:: STATED GOAL ::
Return all of the data exactly, with nothing left out but the pictures.

:: DATA FOR PROCESSING ::
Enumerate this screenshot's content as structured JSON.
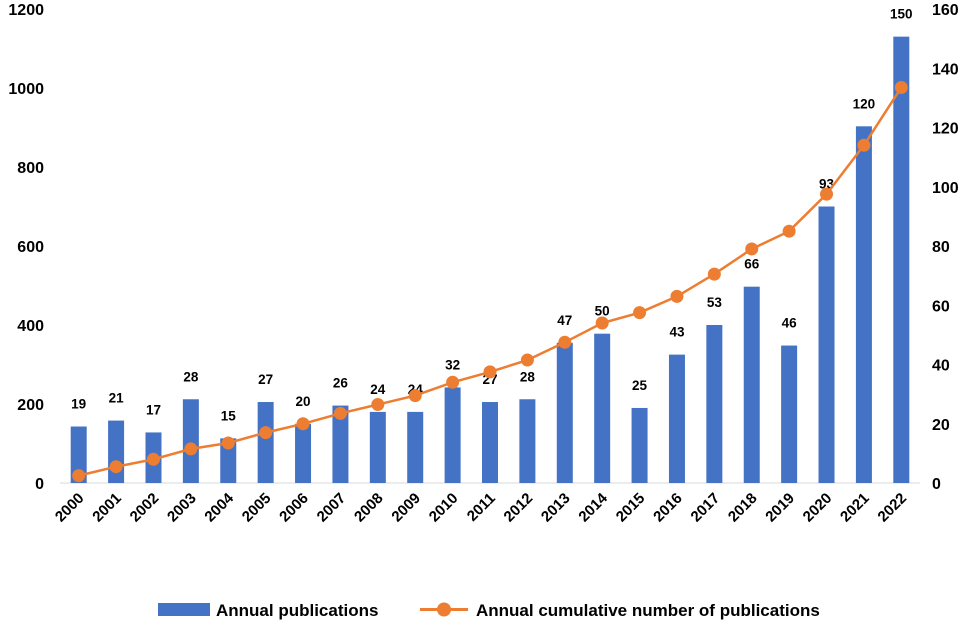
{
  "chart_data": {
    "type": "bar+line",
    "categories": [
      "2000",
      "2001",
      "2002",
      "2003",
      "2004",
      "2005",
      "2006",
      "2007",
      "2008",
      "2009",
      "2010",
      "2011",
      "2012",
      "2013",
      "2014",
      "2015",
      "2016",
      "2017",
      "2018",
      "2019",
      "2020",
      "2021",
      "2022"
    ],
    "series": [
      {
        "name": "Annual publications",
        "type": "bar",
        "axis": "left",
        "color": "#4472C4",
        "values": [
          143,
          158,
          128,
          212,
          113,
          205,
          150,
          196,
          180,
          180,
          242,
          205,
          212,
          355,
          378,
          190,
          325,
          400,
          497,
          348,
          700,
          903,
          1130
        ],
        "labels": [
          "19",
          "21",
          "17",
          "28",
          "15",
          "27",
          "20",
          "26",
          "24",
          "24",
          "32",
          "27",
          "28",
          "47",
          "50",
          "25",
          "43",
          "53",
          "66",
          "46",
          "93",
          "120",
          "150"
        ]
      },
      {
        "name": "Annual cumulative number of publications",
        "type": "line",
        "axis": "right",
        "color": "#ED7D31",
        "values": [
          2.5,
          5.5,
          8,
          11.5,
          13.5,
          17,
          20,
          23.5,
          26.5,
          29.5,
          34,
          37.5,
          41.5,
          47.5,
          54,
          57.5,
          63,
          70.5,
          79,
          85,
          97.5,
          114,
          133.5
        ]
      }
    ],
    "y_left": {
      "ylim": [
        0,
        1200
      ],
      "ticks": [
        "0",
        "200",
        "400",
        "600",
        "800",
        "1000",
        "1200"
      ]
    },
    "y_right": {
      "ylim": [
        0,
        160
      ],
      "ticks": [
        "0",
        "20",
        "40",
        "60",
        "80",
        "100",
        "120",
        "140",
        "160"
      ]
    },
    "legend": "bottom",
    "grid": false
  }
}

:: EXERCISE SOLUTION ::
Enumerate this screenshot's content as structured JSON.
{
  "chart_data": {
    "type": "bar+line",
    "categories": [
      "2000",
      "2001",
      "2002",
      "2003",
      "2004",
      "2005",
      "2006",
      "2007",
      "2008",
      "2009",
      "2010",
      "2011",
      "2012",
      "2013",
      "2014",
      "2015",
      "2016",
      "2017",
      "2018",
      "2019",
      "2020",
      "2021",
      "2022"
    ],
    "series": [
      {
        "name": "Annual publications",
        "type": "bar",
        "axis": "left",
        "color": "#4472C4",
        "values": [
          143,
          158,
          128,
          212,
          113,
          205,
          150,
          196,
          180,
          180,
          242,
          205,
          212,
          355,
          378,
          190,
          325,
          400,
          497,
          348,
          700,
          903,
          1130
        ],
        "labels": [
          "19",
          "21",
          "17",
          "28",
          "15",
          "27",
          "20",
          "26",
          "24",
          "24",
          "32",
          "27",
          "28",
          "47",
          "50",
          "25",
          "43",
          "53",
          "66",
          "46",
          "93",
          "120",
          "150"
        ]
      },
      {
        "name": "Annual cumulative number of publications",
        "type": "line",
        "axis": "right",
        "color": "#ED7D31",
        "values": [
          2.5,
          5.5,
          8,
          11.5,
          13.5,
          17,
          20,
          23.5,
          26.5,
          29.5,
          34,
          37.5,
          41.5,
          47.5,
          54,
          57.5,
          63,
          70.5,
          79,
          85,
          97.5,
          114,
          133.5
        ]
      }
    ],
    "y_left": {
      "ylim": [
        0,
        1200
      ],
      "ticks": [
        "0",
        "200",
        "400",
        "600",
        "800",
        "1000",
        "1200"
      ]
    },
    "y_right": {
      "ylim": [
        0,
        160
      ],
      "ticks": [
        "0",
        "20",
        "40",
        "60",
        "80",
        "100",
        "120",
        "140",
        "160"
      ]
    },
    "legend": "bottom",
    "grid": false
  }
}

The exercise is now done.